● **Stated problem**
Omit the pictures, then reproduce every remaining record exactly.

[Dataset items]
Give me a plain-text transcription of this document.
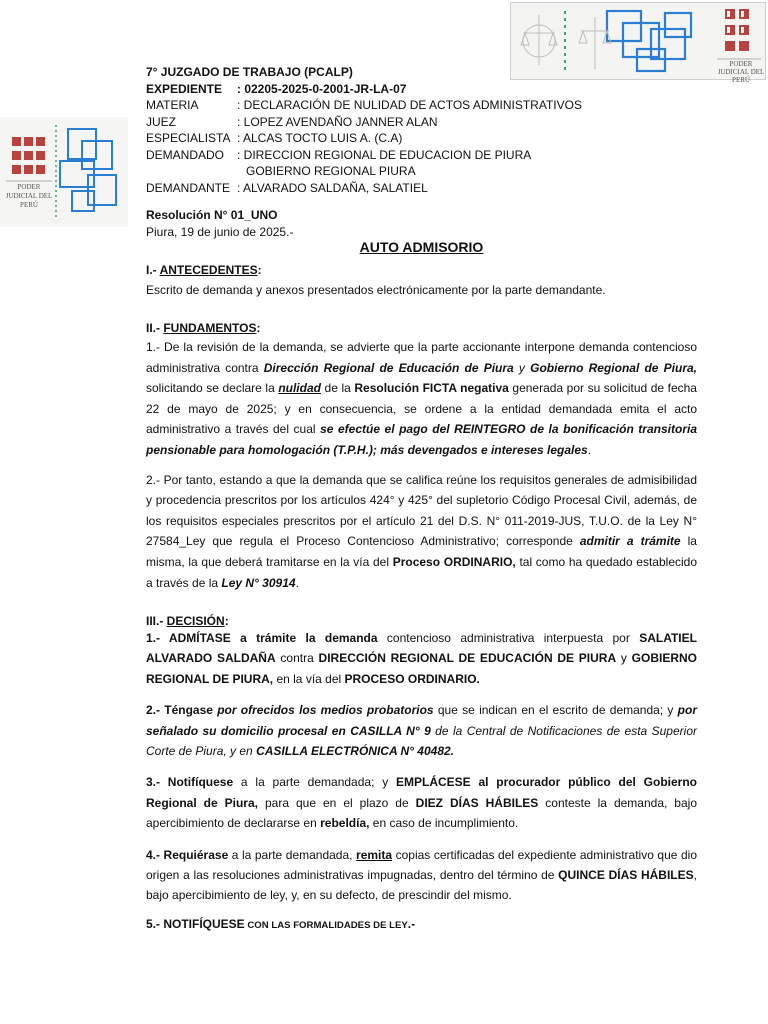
PODER JUDICIAL DEL PERÚ
PODER JUDICIAL DEL PERÚ
7° JUZGADO DE TRABAJO (PCALP)
EXPEDIENTE	: 02205-2025-0-2001-JR-LA-07
MATERIA	: DECLARACIÓN DE NULIDAD DE ACTOS ADMINISTRATIVOS
JUEZ	: LOPEZ AVENDAÑO JANNER ALAN
ESPECIALISTA : ALCAS TOCTO LUIS A. (C.A)
DEMANDADO	: DIRECCION REGIONAL DE EDUCACION DE PIURA
GOBIERNO REGIONAL PIURA
DEMANDANTE : ALVARADO SALDAÑA, SALATIEL
Resolución N° 01_UNO
Piura, 19 de junio de 2025.-
AUTO ADMISORIO
I.- ANTECEDENTES:
Escrito de demanda y anexos presentados electrónicamente por la parte demandante.
II.- FUNDAMENTOS:
1.- De la revisión de la demanda, se advierte que la parte accionante interpone demanda contencioso administrativa contra Dirección Regional de Educación de Piura y Gobierno Regional de Piura, solicitando se declare la nulidad de la Resolución FICTA negativa generada por su solicitud de fecha 22 de mayo de 2025; y en consecuencia, se ordene a la entidad demandada emita el acto administrativo a través del cual se efectúe el pago del REINTEGRO de la bonificación transitoria pensionable para homologación (T.P.H.); más devengados e intereses legales.
2.- Por tanto, estando a que la demanda que se califica reúne los requisitos generales de admisibilidad y procedencia prescritos por los artículos 424° y 425° del supletorio Código Procesal Civil, además, de los requisitos especiales prescritos por el artículo 21 del D.S. N° 011-2019-JUS, T.U.O. de la Ley N° 27584_Ley que regula el Proceso Contencioso Administrativo; corresponde admitir a trámite la misma, la que deberá tramitarse en la vía del Proceso ORDINARIO, tal como ha quedado establecido a través de la Ley N° 30914.
III.- DECISIÓN:
1.- ADMÍTASE a trámite la demanda contencioso administrativa interpuesta por SALATIEL ALVARADO SALDAÑA contra DIRECCIÓN REGIONAL DE EDUCACIÓN DE PIURA y GOBIERNO REGIONAL DE PIURA, en la vía del PROCESO ORDINARIO.
2.- Téngase por ofrecidos los medios probatorios que se indican en el escrito de demanda; y por señalado su domicilio procesal en CASILLA N° 9 de la Central de Notificaciones de esta Superior Corte de Piura, y en CASILLA ELECTRÓNICA N° 40482.
3.- Notifíquese a la parte demandada; y EMPLÁCESE al procurador público del Gobierno Regional de Piura, para que en el plazo de DIEZ DÍAS HÁBILES conteste la demanda, bajo apercibimiento de declararse en rebeldía, en caso de incumplimiento.
4.- Requiérase a la parte demandada, remita copias certificadas del expediente administrativo que dio origen a las resoluciones administrativas impugnadas, dentro del término de QUINCE DÍAS HÁBILES, bajo apercibimiento de ley, y, en su defecto, de prescindir del mismo.
5.- NOTIFÍQUESE CON LAS FORMALIDADES DE LEY.-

● **Exercise solution**
Give me a plain-text transcription of this document.
PODER JUDICIAL DEL PERÚ
PODER JUDICIAL DEL PERÚ
7° JUZGADO DE TRABAJO (PCALP)
EXPEDIENTE	: 02205-2025-0-2001-JR-LA-07
MATERIA	: DECLARACIÓN DE NULIDAD DE ACTOS ADMINISTRATIVOS
JUEZ	: LOPEZ AVENDAÑO JANNER ALAN
ESPECIALISTA : ALCAS TOCTO LUIS A. (C.A)
DEMANDADO	: DIRECCION REGIONAL DE EDUCACION DE PIURA
GOBIERNO REGIONAL PIURA
DEMANDANTE : ALVARADO SALDAÑA, SALATIEL
Resolución N° 01_UNO
Piura, 19 de junio de 2025.-
AUTO ADMISORIO
I.- ANTECEDENTES:
Escrito de demanda y anexos presentados electrónicamente por la parte demandante.
II.- FUNDAMENTOS:
1.- De la revisión de la demanda, se advierte que la parte accionante interpone demanda contencioso administrativa contra Dirección Regional de Educación de Piura y Gobierno Regional de Piura, solicitando se declare la nulidad de la Resolución FICTA negativa generada por su solicitud de fecha 22 de mayo de 2025; y en consecuencia, se ordene a la entidad demandada emita el acto administrativo a través del cual se efectúe el pago del REINTEGRO de la bonificación transitoria pensionable para homologación (T.P.H.); más devengados e intereses legales.
2.- Por tanto, estando a que la demanda que se califica reúne los requisitos generales de admisibilidad y procedencia prescritos por los artículos 424° y 425° del supletorio Código Procesal Civil, además, de los requisitos especiales prescritos por el artículo 21 del D.S. N° 011-2019-JUS, T.U.O. de la Ley N° 27584_Ley que regula el Proceso Contencioso Administrativo; corresponde admitir a trámite la misma, la que deberá tramitarse en la vía del Proceso ORDINARIO, tal como ha quedado establecido a través de la Ley N° 30914.
III.- DECISIÓN:
1.- ADMÍTASE a trámite la demanda contencioso administrativa interpuesta por SALATIEL ALVARADO SALDAÑA contra DIRECCIÓN REGIONAL DE EDUCACIÓN DE PIURA y GOBIERNO REGIONAL DE PIURA, en la vía del PROCESO ORDINARIO.
2.- Téngase por ofrecidos los medios probatorios que se indican en el escrito de demanda; y por señalado su domicilio procesal en CASILLA N° 9 de la Central de Notificaciones de esta Superior Corte de Piura, y en CASILLA ELECTRÓNICA N° 40482.
3.- Notifíquese a la parte demandada; y EMPLÁCESE al procurador público del Gobierno Regional de Piura, para que en el plazo de DIEZ DÍAS HÁBILES conteste la demanda, bajo apercibimiento de declararse en rebeldía, en caso de incumplimiento.
4.- Requiérase a la parte demandada, remita copias certificadas del expediente administrativo que dio origen a las resoluciones administrativas impugnadas, dentro del término de QUINCE DÍAS HÁBILES, bajo apercibimiento de ley, y, en su defecto, de prescindir del mismo.
5.- NOTIFÍQUESE CON LAS FORMALIDADES DE LEY.-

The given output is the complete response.